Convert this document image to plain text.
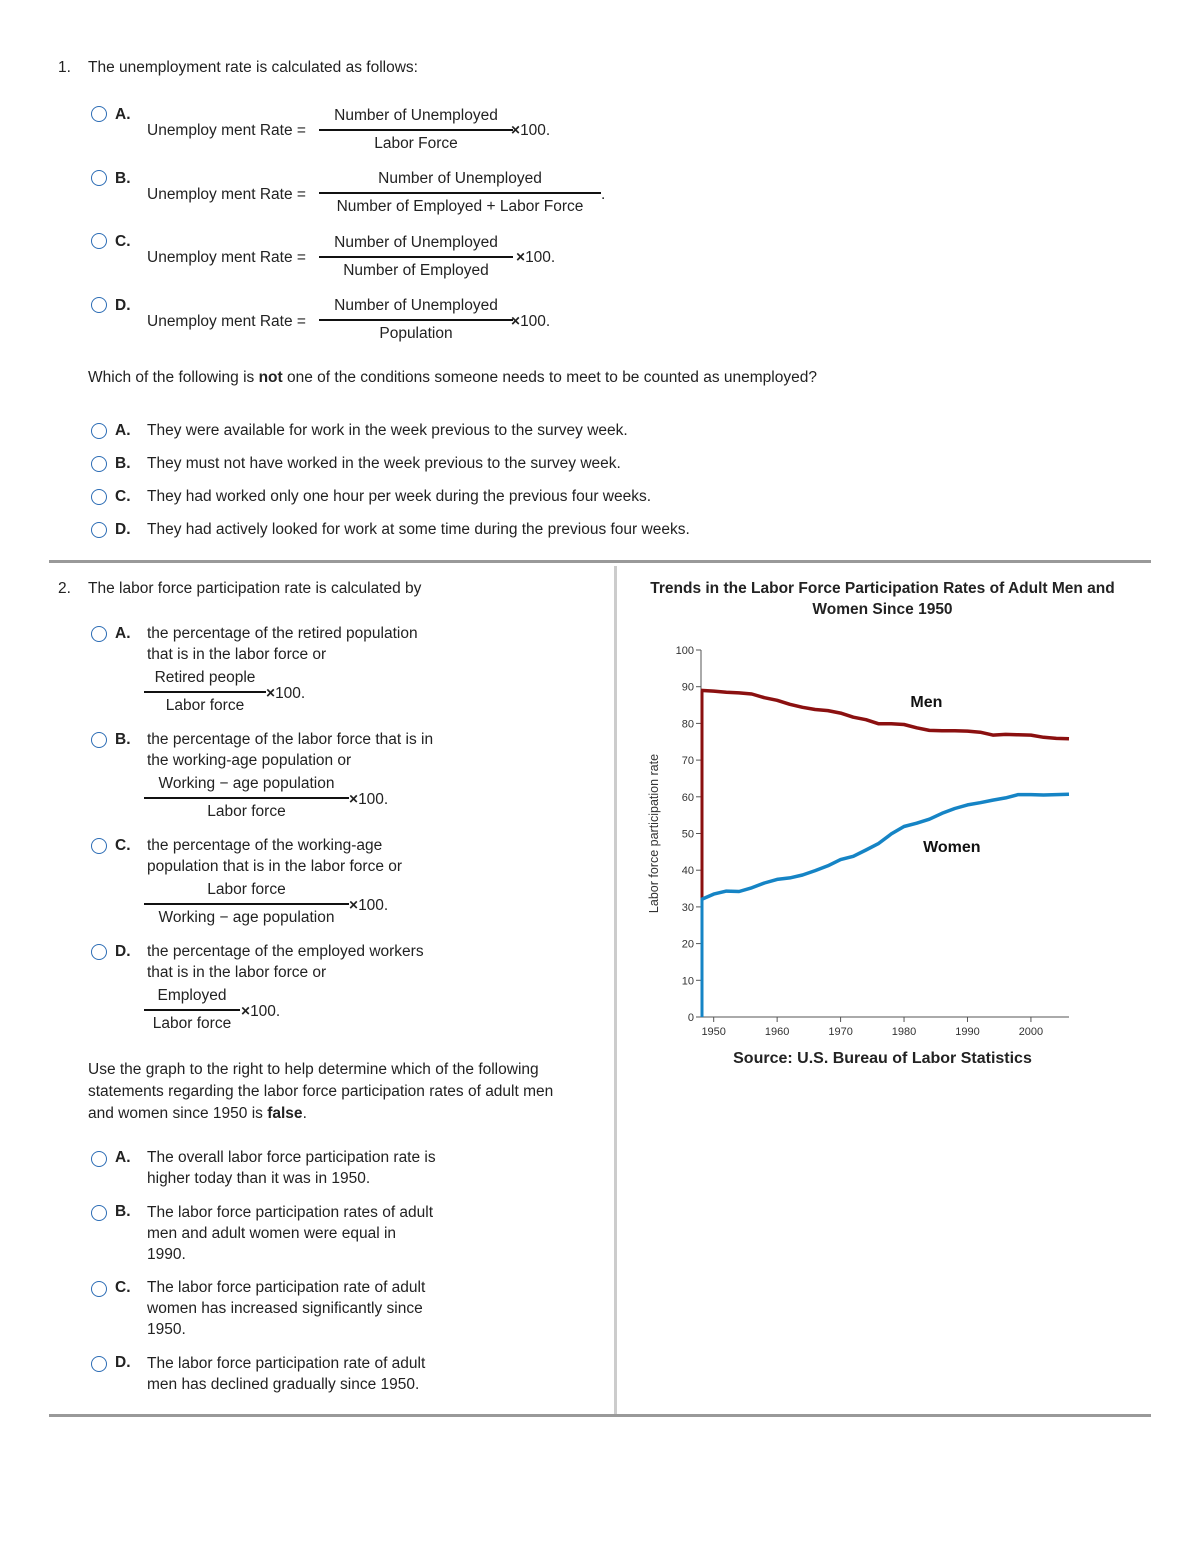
1. The unemployment rate is calculated as follows:
A.
Unemploy ment Rate =
Number of Unemployed
Labor Force
×100.
B.
Unemploy ment Rate =
Number of Unemployed
Number of Employed + Labor Force
.
C.
Unemploy ment Rate =
Number of Unemployed
Number of Employed
×100.
D.
Unemploy ment Rate =
Number of Unemployed
Population
×100.
Which of the following is not one of the conditions someone needs to meet to be counted as unemployed?
A. They were available for work in the week previous to the survey week.
B. They must not have worked in the week previous to the survey week.
C. They had worked only one hour per week during the previous four weeks.
D. They had actively looked for work at some time during the previous four weeks.
2. The labor force participation rate is calculated by
A. the percentage of the retired population
that is in the labor force or
Retired people
Labor force
×100.
B. the percentage of the labor force that is in
the working-age population or
Working − age population
Labor force
×100.
C. the percentage of the working-age
population that is in the labor force or
Labor force
Working − age population
×100.
D. the percentage of the employed workers
that is in the labor force or
Employed
Labor force
×100.
Use the graph to the right to help determine which of the following
statements regarding the labor force participation rates of adult men
and women since 1950 is false.
A. The overall labor force participation rate is
higher today than it was in 1950.
B. The labor force participation rates of adult
men and adult women were equal in
1990.
C. The labor force participation rate of adult
women has increased significantly since
1950.
D. The labor force participation rate of adult
men has declined gradually since 1950.
Trends in the Labor Force Participation Rates of Adult Men and
Women Since 1950
0
10
20
30
40
50
60
70
80
90
100
1950	1960	1970	1980	1990	2000
Labor force participation rate
Men
Women
Source: U.S. Bureau of Labor Statistics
+++++
- [Instruction] Print all of the records shown above exactly, leaving out each picture.

- [Result of this exercise]
Convert this document image to plain text.
1. The unemployment rate is calculated as follows:
A.
Unemploy ment Rate =
Number of Unemployed
Labor Force
×100.
B.
Unemploy ment Rate =
Number of Unemployed
Number of Employed + Labor Force
.
C.
Unemploy ment Rate =
Number of Unemployed
Number of Employed
×100.
D.
Unemploy ment Rate =
Number of Unemployed
Population
×100.
Which of the following is not one of the conditions someone needs to meet to be counted as unemployed?
A. They were available for work in the week previous to the survey week.
B. They must not have worked in the week previous to the survey week.
C. They had worked only one hour per week during the previous four weeks.
D. They had actively looked for work at some time during the previous four weeks.
2. The labor force participation rate is calculated by
A. the percentage of the retired population
that is in the labor force or
Retired people
Labor force
×100.
B. the percentage of the labor force that is in
the working-age population or
Working − age population
Labor force
×100.
C. the percentage of the working-age
population that is in the labor force or
Labor force
Working − age population
×100.
D. the percentage of the employed workers
that is in the labor force or
Employed
Labor force
×100.
Use the graph to the right to help determine which of the following
statements regarding the labor force participation rates of adult men
and women since 1950 is false.
A. The overall labor force participation rate is
higher today than it was in 1950.
B. The labor force participation rates of adult
men and adult women were equal in
1990.
C. The labor force participation rate of adult
women has increased significantly since
1950.
D. The labor force participation rate of adult
men has declined gradually since 1950.
Trends in the Labor Force Participation Rates of Adult Men and
Women Since 1950
0
10
20
30
40
50
60
70
80
90
100
1950	1960	1970	1980	1990	2000
Labor force participation rate
Men
Women
Source: U.S. Bureau of Labor Statistics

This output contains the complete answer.